> Short exercise: Say the number of lines containing the string "name", and say nothing else.

> Entries:

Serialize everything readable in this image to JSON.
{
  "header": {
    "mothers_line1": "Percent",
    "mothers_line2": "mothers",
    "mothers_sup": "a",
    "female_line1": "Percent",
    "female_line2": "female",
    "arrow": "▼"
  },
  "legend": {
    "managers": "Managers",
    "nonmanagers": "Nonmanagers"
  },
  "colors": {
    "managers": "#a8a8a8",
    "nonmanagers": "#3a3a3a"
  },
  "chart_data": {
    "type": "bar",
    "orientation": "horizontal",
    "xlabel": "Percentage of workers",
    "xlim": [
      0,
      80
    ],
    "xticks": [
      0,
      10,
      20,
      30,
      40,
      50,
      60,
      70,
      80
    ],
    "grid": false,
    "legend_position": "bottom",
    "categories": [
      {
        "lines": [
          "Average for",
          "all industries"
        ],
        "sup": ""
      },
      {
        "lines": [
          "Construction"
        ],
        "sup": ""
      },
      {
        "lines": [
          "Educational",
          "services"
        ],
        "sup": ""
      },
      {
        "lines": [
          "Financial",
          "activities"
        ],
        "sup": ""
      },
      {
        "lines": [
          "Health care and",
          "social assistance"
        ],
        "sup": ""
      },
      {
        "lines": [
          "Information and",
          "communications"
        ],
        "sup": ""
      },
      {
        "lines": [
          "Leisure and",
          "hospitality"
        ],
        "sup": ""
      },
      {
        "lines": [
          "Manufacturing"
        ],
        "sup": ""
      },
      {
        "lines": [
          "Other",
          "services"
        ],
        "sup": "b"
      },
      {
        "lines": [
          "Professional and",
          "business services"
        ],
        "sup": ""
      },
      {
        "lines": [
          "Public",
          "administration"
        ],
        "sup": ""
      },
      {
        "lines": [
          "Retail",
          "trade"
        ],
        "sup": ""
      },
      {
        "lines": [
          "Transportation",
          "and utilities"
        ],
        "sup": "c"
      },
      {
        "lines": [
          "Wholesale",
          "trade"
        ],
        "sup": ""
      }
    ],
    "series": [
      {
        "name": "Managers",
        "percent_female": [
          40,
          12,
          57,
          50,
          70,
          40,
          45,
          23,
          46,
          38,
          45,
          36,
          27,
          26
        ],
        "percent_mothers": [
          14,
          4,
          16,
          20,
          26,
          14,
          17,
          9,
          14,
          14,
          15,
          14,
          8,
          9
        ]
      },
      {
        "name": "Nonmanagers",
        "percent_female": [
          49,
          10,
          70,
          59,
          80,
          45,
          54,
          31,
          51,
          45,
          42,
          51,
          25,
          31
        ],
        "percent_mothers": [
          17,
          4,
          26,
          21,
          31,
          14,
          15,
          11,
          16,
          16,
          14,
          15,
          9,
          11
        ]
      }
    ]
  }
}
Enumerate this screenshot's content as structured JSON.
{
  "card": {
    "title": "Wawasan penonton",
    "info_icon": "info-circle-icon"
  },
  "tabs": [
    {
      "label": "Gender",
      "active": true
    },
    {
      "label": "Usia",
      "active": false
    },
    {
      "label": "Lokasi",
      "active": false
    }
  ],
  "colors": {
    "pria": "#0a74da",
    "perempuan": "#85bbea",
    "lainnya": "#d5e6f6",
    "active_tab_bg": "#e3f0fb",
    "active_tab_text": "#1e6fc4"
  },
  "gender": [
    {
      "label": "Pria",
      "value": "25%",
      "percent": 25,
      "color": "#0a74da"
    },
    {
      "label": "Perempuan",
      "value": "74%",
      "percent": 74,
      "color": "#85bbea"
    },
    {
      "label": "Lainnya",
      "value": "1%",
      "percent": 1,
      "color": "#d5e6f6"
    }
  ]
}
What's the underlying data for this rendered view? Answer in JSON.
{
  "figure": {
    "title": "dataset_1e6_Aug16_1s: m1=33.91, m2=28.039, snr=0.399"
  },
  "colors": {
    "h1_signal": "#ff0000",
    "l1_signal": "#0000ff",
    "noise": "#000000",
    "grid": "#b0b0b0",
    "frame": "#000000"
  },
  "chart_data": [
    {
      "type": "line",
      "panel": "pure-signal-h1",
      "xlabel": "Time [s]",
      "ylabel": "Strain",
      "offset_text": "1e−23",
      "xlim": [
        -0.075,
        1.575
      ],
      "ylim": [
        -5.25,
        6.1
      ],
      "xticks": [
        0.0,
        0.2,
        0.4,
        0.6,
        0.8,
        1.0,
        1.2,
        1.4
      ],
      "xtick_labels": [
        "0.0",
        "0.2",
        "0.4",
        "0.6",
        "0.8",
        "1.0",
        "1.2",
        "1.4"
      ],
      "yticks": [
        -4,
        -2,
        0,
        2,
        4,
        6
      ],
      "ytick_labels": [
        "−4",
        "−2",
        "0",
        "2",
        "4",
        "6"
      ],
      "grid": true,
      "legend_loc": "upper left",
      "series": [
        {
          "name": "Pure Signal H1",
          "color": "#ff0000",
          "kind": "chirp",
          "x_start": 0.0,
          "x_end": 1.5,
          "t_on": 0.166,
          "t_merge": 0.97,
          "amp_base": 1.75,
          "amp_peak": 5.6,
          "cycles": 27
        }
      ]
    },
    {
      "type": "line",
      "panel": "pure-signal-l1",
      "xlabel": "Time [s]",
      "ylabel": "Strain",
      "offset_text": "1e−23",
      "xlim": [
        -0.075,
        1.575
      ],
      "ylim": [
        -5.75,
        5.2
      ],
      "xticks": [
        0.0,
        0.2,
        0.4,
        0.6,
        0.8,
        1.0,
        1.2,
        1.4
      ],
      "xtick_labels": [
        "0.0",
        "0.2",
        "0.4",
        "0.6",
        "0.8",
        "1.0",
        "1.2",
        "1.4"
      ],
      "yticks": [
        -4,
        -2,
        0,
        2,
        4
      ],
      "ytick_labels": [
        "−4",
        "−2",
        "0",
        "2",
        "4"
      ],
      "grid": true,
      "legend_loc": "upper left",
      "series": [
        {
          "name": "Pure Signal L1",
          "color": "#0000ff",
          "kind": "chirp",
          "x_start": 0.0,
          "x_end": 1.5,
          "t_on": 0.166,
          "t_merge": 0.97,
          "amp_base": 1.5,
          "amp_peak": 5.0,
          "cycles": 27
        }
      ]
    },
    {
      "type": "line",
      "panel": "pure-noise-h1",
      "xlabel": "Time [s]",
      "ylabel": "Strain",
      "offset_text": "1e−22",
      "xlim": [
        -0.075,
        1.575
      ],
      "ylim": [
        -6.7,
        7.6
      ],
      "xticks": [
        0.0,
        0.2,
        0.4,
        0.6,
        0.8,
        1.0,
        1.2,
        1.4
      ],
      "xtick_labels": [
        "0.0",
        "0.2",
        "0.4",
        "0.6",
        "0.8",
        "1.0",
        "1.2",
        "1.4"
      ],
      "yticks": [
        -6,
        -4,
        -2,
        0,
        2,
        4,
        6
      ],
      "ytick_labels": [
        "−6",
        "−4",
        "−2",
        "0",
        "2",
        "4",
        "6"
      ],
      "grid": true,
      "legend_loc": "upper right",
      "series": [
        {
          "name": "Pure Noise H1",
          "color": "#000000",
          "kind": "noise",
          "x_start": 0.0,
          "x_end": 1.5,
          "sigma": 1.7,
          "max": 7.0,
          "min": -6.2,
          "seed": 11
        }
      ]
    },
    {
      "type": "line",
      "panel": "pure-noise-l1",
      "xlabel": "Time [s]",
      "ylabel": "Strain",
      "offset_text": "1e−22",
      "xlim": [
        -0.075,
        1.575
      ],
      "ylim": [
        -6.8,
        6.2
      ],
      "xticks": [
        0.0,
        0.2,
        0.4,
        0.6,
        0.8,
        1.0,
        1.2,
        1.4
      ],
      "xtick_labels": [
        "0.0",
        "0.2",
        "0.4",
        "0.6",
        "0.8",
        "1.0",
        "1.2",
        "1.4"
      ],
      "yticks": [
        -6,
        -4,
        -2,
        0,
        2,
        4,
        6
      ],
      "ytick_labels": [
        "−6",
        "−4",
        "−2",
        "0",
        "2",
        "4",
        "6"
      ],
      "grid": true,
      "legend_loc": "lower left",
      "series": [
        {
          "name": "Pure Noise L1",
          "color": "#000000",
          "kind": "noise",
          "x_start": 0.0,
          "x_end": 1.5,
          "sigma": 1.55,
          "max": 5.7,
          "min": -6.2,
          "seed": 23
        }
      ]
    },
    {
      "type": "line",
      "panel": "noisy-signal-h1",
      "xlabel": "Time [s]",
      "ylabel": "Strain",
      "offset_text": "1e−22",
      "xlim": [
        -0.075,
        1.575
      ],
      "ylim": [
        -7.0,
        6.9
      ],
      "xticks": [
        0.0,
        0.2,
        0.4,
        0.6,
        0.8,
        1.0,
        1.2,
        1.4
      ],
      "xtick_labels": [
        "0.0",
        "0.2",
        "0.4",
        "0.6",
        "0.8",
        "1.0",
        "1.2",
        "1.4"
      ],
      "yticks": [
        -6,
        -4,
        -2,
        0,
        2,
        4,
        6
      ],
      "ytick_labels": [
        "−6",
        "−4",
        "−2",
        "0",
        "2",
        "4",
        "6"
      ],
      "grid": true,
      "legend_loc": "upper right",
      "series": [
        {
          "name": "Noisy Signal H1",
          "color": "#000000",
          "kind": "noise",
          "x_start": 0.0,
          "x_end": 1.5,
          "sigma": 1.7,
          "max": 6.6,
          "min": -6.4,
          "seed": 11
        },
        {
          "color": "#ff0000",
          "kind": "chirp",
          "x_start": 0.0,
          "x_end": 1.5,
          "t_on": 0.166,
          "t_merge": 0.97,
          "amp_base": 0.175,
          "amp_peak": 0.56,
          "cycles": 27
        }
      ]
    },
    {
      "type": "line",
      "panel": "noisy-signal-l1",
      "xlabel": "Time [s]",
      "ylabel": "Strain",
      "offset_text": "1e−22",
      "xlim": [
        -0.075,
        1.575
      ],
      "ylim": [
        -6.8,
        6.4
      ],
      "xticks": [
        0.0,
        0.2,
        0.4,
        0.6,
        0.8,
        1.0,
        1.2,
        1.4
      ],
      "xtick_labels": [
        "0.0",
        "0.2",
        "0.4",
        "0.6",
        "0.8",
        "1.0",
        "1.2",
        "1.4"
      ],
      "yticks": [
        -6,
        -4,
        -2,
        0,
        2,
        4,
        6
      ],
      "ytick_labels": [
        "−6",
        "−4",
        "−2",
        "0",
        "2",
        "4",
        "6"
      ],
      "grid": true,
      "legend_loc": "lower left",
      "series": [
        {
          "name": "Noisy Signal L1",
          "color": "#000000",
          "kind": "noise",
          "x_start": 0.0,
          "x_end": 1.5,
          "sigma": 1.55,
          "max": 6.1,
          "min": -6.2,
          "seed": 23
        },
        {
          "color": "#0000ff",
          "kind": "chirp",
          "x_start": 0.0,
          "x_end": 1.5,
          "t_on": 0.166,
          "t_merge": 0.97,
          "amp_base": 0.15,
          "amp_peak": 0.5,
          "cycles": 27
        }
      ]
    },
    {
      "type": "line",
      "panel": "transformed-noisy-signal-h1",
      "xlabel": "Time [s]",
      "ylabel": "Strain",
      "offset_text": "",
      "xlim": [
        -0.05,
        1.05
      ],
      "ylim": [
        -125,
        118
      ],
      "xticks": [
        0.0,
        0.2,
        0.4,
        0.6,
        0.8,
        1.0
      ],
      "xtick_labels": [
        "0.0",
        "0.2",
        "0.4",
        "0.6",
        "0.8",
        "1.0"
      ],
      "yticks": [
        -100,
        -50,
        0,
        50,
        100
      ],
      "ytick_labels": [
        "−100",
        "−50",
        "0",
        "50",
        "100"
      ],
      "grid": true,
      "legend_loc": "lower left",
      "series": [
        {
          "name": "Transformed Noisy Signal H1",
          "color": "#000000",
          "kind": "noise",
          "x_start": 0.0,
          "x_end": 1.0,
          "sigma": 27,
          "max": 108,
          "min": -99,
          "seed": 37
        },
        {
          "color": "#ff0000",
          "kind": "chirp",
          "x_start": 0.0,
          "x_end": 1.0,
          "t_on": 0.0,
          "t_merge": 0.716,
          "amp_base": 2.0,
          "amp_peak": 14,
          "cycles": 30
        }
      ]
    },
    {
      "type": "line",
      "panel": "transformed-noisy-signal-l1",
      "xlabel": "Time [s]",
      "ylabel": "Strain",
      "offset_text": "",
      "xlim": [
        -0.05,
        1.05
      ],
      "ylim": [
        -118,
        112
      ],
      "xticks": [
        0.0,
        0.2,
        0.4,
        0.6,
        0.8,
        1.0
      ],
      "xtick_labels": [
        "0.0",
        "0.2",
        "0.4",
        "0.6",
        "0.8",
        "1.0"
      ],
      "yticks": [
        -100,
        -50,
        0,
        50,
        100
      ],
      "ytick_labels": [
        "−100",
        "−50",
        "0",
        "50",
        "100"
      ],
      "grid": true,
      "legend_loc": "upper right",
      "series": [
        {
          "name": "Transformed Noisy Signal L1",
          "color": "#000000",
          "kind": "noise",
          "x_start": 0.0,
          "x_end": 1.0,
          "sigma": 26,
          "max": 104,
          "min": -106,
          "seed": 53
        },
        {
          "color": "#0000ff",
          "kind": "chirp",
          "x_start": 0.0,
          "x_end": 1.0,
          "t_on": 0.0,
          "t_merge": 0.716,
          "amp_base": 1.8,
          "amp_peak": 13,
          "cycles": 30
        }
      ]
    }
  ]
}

> Output of the exercise: 10